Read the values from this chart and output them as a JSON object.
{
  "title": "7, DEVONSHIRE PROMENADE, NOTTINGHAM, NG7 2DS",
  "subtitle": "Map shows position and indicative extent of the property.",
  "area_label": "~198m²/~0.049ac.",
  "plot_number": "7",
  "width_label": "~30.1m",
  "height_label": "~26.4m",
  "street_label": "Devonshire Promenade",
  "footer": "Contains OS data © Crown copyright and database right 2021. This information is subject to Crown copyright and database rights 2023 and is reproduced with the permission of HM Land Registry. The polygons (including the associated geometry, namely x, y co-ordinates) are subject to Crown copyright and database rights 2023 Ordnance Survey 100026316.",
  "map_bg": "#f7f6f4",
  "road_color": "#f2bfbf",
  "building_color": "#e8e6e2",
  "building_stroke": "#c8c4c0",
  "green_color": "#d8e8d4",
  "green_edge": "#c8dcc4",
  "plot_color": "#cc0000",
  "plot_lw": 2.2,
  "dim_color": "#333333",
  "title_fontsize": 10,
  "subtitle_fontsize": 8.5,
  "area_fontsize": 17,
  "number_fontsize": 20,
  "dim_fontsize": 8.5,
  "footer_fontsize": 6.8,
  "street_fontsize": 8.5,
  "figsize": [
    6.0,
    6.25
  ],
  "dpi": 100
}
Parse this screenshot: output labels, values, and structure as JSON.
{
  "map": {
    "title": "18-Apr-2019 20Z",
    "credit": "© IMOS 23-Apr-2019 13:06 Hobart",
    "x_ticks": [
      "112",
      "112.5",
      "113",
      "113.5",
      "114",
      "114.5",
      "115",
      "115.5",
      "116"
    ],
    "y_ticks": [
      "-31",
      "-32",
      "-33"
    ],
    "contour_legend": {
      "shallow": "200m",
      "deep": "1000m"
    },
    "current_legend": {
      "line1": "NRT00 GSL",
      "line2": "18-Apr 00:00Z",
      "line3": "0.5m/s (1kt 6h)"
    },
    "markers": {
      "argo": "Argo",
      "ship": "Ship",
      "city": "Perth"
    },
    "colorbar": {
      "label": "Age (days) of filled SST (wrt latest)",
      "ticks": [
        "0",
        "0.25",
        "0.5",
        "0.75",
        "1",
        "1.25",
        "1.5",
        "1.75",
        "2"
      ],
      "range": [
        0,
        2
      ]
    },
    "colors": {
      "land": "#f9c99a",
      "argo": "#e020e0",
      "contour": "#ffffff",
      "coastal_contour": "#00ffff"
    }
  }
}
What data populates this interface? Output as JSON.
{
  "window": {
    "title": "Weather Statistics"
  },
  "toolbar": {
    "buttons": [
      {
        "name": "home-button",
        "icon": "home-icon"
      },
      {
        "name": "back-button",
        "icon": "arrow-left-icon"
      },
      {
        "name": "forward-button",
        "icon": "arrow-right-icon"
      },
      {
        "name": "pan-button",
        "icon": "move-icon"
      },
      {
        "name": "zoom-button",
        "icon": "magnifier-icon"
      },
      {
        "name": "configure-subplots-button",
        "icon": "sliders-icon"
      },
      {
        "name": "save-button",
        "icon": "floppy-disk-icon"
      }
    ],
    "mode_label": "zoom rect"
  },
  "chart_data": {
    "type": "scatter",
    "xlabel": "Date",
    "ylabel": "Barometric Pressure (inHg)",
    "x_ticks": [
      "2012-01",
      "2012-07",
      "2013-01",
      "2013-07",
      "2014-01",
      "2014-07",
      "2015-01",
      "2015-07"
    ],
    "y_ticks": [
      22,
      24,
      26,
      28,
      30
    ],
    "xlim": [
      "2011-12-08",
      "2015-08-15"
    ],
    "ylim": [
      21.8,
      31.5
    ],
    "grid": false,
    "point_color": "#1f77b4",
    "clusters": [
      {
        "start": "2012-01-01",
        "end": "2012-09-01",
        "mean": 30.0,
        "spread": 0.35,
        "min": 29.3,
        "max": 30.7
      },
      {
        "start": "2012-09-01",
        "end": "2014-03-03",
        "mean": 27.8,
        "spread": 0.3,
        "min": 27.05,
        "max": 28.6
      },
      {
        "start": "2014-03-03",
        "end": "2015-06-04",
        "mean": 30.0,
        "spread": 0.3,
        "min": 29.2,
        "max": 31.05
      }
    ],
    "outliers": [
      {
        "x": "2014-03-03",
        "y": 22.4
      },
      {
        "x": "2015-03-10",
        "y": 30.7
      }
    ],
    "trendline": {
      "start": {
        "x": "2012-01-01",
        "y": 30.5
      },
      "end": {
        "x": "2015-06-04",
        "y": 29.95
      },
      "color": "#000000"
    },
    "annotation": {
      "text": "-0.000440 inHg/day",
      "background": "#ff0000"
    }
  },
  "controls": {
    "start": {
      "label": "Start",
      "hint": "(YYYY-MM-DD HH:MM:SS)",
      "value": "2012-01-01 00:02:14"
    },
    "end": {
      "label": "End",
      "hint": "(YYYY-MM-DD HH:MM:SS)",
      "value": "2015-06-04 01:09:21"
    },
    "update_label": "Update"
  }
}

● ● ●

Select and copy every line of the material that holds the string "icon".

        "icon": "home-icon"
        "icon": "arrow-left-icon"
        "icon": "arrow-right-icon"
        "icon": "move-icon"
        "icon": "magnifier-icon"
        "icon": "sliders-icon"
        "icon": "floppy-disk-icon"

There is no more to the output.